Your goal
Where a line of the material contains the string "frac", copy that line.

Start Raw records

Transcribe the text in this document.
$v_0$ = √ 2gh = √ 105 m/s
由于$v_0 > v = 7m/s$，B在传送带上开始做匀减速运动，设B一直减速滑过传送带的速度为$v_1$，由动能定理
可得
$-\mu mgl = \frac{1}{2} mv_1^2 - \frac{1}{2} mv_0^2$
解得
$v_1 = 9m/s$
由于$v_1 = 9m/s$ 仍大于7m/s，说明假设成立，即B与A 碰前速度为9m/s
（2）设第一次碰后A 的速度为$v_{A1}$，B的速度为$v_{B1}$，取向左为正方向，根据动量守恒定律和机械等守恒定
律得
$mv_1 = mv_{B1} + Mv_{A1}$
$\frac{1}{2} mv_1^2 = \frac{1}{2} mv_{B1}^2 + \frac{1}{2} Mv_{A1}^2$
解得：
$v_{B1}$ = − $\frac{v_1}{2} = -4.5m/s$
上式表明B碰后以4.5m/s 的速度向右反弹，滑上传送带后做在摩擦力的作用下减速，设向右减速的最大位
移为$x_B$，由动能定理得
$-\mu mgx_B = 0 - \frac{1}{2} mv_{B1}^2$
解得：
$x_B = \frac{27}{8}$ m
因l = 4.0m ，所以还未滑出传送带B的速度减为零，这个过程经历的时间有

End Raw records

Output for this task
$-\mu mgl = \frac{1}{2} mv_1^2 - \frac{1}{2} mv_0^2$
$\frac{1}{2} mv_1^2 = \frac{1}{2} mv_{B1}^2 + \frac{1}{2} Mv_{A1}^2$
$v_{B1}$ = − $\frac{v_1}{2} = -4.5m/s$
$-\mu mgx_B = 0 - \frac{1}{2} mv_{B1}^2$
$x_B = \frac{27}{8}$ m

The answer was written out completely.